_Task statement_: Repeat each line exactly as it is written.

_Exercise inputs_:
______

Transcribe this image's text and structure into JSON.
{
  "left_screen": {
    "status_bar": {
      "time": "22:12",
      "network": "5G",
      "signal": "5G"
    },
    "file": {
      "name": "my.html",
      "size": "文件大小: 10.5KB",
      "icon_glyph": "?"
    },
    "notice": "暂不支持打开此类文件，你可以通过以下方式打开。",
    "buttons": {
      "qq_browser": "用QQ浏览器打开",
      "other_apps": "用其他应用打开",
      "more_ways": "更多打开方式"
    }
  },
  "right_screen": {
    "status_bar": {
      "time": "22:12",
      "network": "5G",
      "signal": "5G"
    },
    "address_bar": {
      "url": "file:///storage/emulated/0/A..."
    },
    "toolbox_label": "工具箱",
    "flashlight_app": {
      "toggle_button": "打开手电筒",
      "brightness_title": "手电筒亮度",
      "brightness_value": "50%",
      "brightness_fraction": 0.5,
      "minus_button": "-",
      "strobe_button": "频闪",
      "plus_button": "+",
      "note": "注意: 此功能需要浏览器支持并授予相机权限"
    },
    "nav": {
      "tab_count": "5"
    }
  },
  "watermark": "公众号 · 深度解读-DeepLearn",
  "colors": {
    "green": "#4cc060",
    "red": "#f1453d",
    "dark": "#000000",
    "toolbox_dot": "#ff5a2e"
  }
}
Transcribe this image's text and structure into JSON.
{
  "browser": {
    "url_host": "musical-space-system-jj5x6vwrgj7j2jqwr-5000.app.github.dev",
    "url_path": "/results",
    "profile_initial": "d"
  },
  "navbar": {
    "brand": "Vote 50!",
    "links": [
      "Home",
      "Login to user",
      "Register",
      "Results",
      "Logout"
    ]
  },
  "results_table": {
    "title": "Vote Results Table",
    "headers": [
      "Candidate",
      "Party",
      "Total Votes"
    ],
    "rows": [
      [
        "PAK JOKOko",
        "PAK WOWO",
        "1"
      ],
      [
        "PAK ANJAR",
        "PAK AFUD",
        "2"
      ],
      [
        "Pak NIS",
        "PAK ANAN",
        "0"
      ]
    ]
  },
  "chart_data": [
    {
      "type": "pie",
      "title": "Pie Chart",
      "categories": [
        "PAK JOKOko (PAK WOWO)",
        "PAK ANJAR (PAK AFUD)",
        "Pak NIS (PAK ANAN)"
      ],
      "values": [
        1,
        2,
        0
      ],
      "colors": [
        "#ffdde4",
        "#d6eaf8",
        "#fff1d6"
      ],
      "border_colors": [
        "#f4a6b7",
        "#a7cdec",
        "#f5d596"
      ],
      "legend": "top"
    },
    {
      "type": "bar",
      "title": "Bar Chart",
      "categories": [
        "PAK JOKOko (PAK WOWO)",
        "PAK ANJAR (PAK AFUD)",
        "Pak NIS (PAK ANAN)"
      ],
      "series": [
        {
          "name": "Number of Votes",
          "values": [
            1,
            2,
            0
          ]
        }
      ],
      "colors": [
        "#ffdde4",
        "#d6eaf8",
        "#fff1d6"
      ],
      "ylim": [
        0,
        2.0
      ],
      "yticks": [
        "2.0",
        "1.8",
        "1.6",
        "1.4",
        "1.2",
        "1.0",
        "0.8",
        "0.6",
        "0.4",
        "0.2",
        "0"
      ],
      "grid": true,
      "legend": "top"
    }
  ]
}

______

_Solution for this exercise_:
Transcribe this image's text and structure into JSON.
{
  "left_screen": {
    "status_bar": {
      "time": "22:12",
      "network": "5G",
      "signal": "5G"
    },
    "file": {
      "name": "my.html",
      "size": "文件大小: 10.5KB",
      "icon_glyph": "?"
    },
    "notice": "暂不支持打开此类文件，你可以通过以下方式打开。",
    "buttons": {
      "qq_browser": "用QQ浏览器打开",
      "other_apps": "用其他应用打开",
      "more_ways": "更多打开方式"
    }
  },
  "right_screen": {
    "status_bar": {
      "time": "22:12",
      "network": "5G",
      "signal": "5G"
    },
    "address_bar": {
      "url": "file:///storage/emulated/0/A..."
    },
    "toolbox_label": "工具箱",
    "flashlight_app": {
      "toggle_button": "打开手电筒",
      "brightness_title": "手电筒亮度",
      "brightness_value": "50%",
      "brightness_fraction": 0.5,
      "minus_button": "-",
      "strobe_button": "频闪",
      "plus_button": "+",
      "note": "注意: 此功能需要浏览器支持并授予相机权限"
    },
    "nav": {
      "tab_count": "5"
    }
  },
  "watermark": "公众号 · 深度解读-DeepLearn",
  "colors": {
    "green": "#4cc060",
    "red": "#f1453d",
    "dark": "#000000",
    "toolbox_dot": "#ff5a2e"
  }
}
Transcribe this image's text and structure into JSON.
{
  "browser": {
    "url_host": "musical-space-system-jj5x6vwrgj7j2jqwr-5000.app.github.dev",
    "url_path": "/results",
    "profile_initial": "d"
  },
  "navbar": {
    "brand": "Vote 50!",
    "links": [
      "Home",
      "Login to user",
      "Register",
      "Results",
      "Logout"
    ]
  },
  "results_table": {
    "title": "Vote Results Table",
    "headers": [
      "Candidate",
      "Party",
      "Total Votes"
    ],
    "rows": [
      [
        "PAK JOKOko",
        "PAK WOWO",
        "1"
      ],
      [
        "PAK ANJAR",
        "PAK AFUD",
        "2"
      ],
      [
        "Pak NIS",
        "PAK ANAN",
        "0"
      ]
    ]
  },
  "chart_data": [
    {
      "type": "pie",
      "title": "Pie Chart",
      "categories": [
        "PAK JOKOko (PAK WOWO)",
        "PAK ANJAR (PAK AFUD)",
        "Pak NIS (PAK ANAN)"
      ],
      "values": [
        1,
        2,
        0
      ],
      "colors": [
        "#ffdde4",
        "#d6eaf8",
        "#fff1d6"
      ],
      "border_colors": [
        "#f4a6b7",
        "#a7cdec",
        "#f5d596"
      ],
      "legend": "top"
    },
    {
      "type": "bar",
      "title": "Bar Chart",
      "categories": [
        "PAK JOKOko (PAK WOWO)",
        "PAK ANJAR (PAK AFUD)",
        "Pak NIS (PAK ANAN)"
      ],
      "series": [
        {
          "name": "Number of Votes",
          "values": [
            1,
            2,
            0
          ]
        }
      ],
      "colors": [
        "#ffdde4",
        "#d6eaf8",
        "#fff1d6"
      ],
      "ylim": [
        0,
        2.0
      ],
      "yticks": [
        "2.0",
        "1.8",
        "1.6",
        "1.4",
        "1.2",
        "1.0",
        "0.8",
        "0.6",
        "0.4",
        "0.2",
        "0"
      ],
      "grid": true,
      "legend": "top"
    }
  ]
}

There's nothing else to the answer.